→ Entries:
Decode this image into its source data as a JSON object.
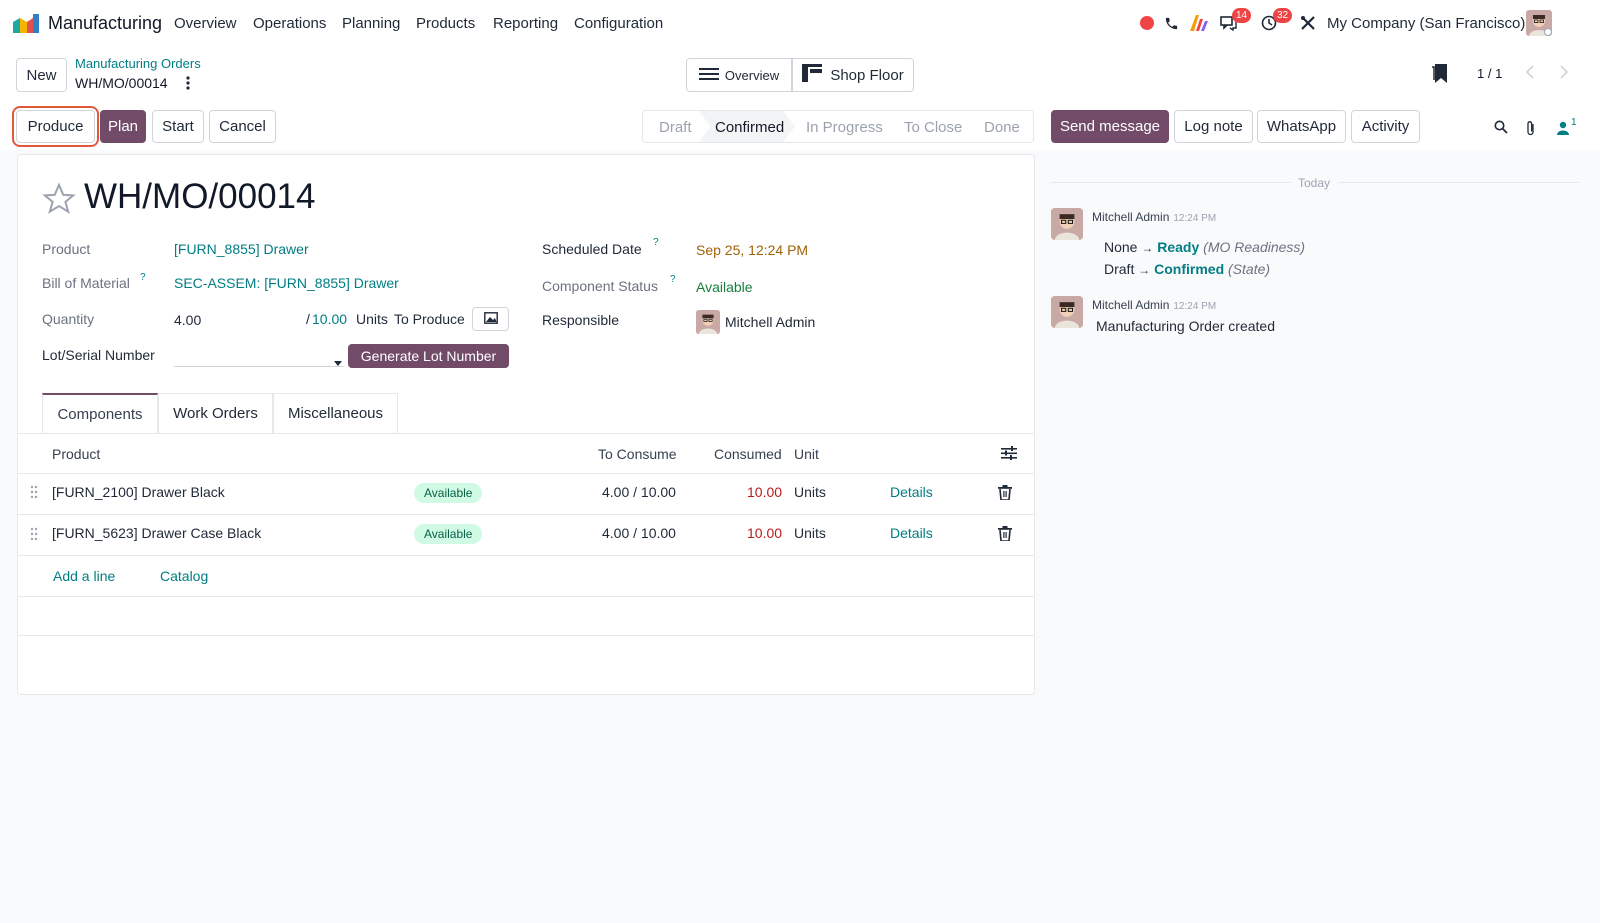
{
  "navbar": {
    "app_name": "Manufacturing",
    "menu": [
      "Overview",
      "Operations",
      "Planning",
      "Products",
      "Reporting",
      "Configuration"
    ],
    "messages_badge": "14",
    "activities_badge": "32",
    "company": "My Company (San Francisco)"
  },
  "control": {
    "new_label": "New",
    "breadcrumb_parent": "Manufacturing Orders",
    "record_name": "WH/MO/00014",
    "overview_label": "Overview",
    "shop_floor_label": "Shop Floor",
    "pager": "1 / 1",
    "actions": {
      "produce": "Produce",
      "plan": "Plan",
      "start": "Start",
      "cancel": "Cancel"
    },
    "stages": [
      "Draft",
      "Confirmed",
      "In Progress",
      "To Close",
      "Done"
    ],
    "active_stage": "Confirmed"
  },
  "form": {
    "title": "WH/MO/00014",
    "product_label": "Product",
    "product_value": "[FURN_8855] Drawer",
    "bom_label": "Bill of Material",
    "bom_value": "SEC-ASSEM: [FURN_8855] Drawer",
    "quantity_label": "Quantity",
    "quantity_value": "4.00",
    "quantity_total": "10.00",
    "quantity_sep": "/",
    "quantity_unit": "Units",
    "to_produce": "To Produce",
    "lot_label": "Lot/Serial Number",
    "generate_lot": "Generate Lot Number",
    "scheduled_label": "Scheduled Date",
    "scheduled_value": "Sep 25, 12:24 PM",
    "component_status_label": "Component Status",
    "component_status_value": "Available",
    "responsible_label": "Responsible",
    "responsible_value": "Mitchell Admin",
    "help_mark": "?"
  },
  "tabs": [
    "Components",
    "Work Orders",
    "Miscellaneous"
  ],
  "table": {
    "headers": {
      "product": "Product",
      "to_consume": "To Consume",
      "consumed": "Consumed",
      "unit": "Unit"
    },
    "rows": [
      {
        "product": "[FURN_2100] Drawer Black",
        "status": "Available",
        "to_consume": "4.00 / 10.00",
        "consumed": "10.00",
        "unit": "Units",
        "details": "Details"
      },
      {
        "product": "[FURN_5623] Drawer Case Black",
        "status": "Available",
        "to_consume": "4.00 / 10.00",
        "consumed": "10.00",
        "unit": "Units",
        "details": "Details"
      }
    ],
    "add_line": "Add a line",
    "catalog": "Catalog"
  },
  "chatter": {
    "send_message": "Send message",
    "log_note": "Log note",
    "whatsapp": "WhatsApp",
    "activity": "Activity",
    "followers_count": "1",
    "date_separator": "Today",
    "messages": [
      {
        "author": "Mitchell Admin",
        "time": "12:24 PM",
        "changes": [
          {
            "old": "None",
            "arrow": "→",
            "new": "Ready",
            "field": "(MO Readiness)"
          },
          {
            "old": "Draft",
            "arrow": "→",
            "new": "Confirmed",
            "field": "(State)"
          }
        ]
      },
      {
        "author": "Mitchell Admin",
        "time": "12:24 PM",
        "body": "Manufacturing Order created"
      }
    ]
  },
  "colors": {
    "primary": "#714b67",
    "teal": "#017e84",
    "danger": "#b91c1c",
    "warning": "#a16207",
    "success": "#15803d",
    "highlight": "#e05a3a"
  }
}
--
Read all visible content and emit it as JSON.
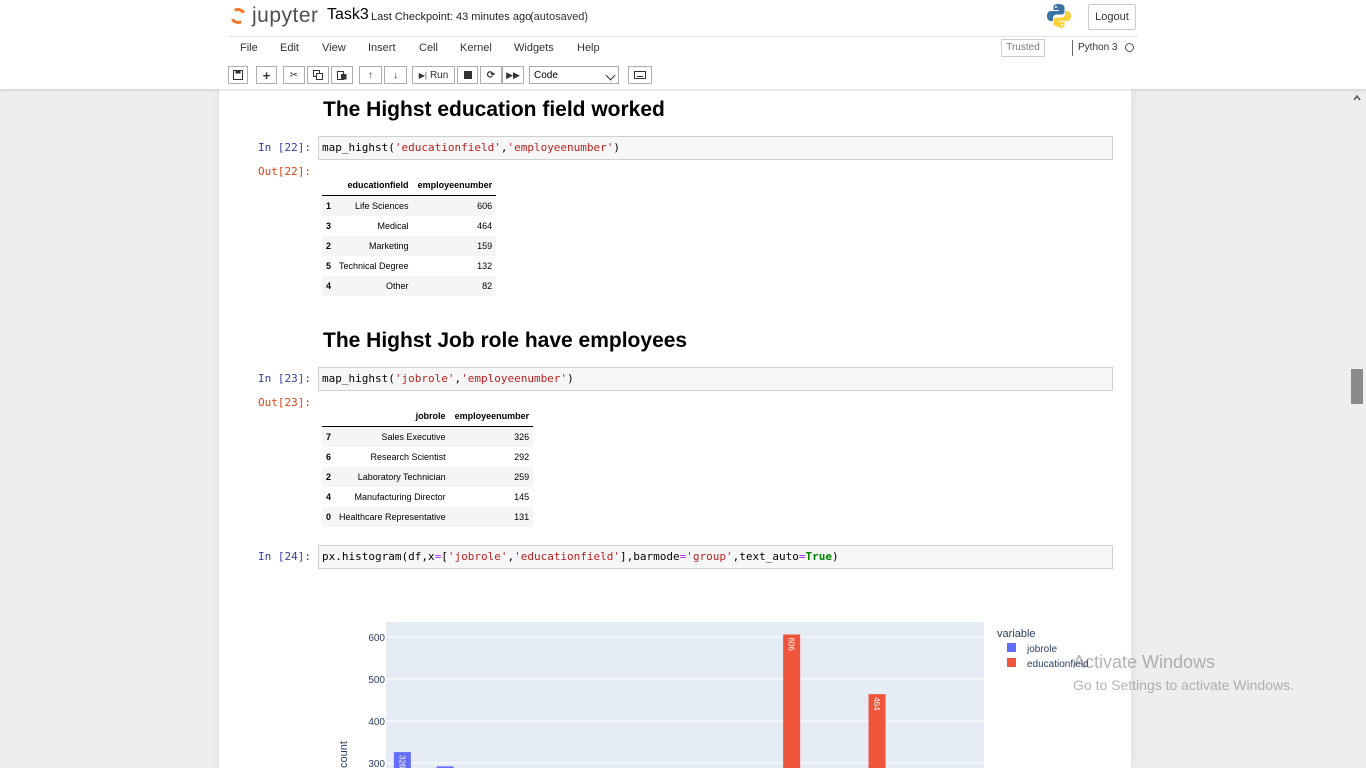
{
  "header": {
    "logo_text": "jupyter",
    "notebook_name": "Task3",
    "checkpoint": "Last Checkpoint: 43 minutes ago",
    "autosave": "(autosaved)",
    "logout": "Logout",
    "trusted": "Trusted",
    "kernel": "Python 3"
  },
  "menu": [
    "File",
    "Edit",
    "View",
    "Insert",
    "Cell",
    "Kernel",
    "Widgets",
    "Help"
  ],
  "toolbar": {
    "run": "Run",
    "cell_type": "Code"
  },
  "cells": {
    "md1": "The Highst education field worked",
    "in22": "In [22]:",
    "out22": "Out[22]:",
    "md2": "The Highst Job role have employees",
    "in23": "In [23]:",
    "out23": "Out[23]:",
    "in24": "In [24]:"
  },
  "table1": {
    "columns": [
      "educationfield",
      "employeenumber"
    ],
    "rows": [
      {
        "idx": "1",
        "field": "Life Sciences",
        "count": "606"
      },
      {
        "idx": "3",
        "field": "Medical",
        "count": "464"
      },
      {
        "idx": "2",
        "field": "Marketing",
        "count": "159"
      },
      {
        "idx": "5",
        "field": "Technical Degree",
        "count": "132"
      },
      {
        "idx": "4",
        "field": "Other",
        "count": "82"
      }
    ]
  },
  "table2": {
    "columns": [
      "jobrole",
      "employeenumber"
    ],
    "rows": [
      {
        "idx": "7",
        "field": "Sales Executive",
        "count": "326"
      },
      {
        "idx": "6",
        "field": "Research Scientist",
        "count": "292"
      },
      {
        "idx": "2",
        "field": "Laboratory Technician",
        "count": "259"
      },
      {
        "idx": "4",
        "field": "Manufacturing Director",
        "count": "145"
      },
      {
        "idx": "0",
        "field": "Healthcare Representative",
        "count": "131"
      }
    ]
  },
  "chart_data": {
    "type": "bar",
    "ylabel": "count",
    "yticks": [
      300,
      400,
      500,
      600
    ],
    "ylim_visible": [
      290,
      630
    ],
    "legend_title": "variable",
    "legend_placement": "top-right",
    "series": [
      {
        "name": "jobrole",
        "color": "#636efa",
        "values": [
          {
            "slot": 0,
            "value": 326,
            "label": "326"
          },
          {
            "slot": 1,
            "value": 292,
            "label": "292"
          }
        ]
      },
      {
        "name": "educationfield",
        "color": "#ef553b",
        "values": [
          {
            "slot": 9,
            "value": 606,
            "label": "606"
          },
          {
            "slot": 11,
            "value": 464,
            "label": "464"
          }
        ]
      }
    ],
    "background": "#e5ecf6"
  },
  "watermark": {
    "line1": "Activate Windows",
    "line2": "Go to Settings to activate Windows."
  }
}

→ Short exercise: Report how many lines of the data contain the word "Windows", using the number alone.

→ Response: 2